Excerpted records:
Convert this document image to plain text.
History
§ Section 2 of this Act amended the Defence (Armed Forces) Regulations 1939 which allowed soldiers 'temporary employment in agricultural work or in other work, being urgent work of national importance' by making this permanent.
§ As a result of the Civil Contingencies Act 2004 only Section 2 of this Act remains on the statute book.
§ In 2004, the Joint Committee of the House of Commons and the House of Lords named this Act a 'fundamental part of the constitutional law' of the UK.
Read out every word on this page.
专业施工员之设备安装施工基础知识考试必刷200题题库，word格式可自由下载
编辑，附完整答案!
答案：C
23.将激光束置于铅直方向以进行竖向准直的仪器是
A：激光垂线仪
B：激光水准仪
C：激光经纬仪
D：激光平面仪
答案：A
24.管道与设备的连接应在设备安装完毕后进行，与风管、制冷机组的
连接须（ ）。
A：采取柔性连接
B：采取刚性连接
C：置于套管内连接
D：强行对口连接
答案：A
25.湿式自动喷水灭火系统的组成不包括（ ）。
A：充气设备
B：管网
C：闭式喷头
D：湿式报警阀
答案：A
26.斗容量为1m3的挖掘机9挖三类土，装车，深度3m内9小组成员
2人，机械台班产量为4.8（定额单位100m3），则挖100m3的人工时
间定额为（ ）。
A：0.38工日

What you are asked to do: Every entry should be printed again exactly as written.

Correct response:
Convert this document image to plain text.
History
§ Section 2 of this Act amended the Defence (Armed Forces) Regulations 1939 which allowed soldiers 'temporary employment in agricultural work or in other work, being urgent work of national importance' by making this permanent.
§ As a result of the Civil Contingencies Act 2004 only Section 2 of this Act remains on the statute book.
§ In 2004, the Joint Committee of the House of Commons and the House of Lords named this Act a 'fundamental part of the constitutional law' of the UK.
Read out every word on this page.
专业施工员之设备安装施工基础知识考试必刷200题题库，word格式可自由下载
编辑，附完整答案!
答案：C
23.将激光束置于铅直方向以进行竖向准直的仪器是
A：激光垂线仪
B：激光水准仪
C：激光经纬仪
D：激光平面仪
答案：A
24.管道与设备的连接应在设备安装完毕后进行，与风管、制冷机组的
连接须（ ）。
A：采取柔性连接
B：采取刚性连接
C：置于套管内连接
D：强行对口连接
答案：A
25.湿式自动喷水灭火系统的组成不包括（ ）。
A：充气设备
B：管网
C：闭式喷头
D：湿式报警阀
答案：A
26.斗容量为1m3的挖掘机9挖三类土，装车，深度3m内9小组成员
2人，机械台班产量为4.8（定额单位100m3），则挖100m3的人工时
间定额为（ ）。
A：0.38工日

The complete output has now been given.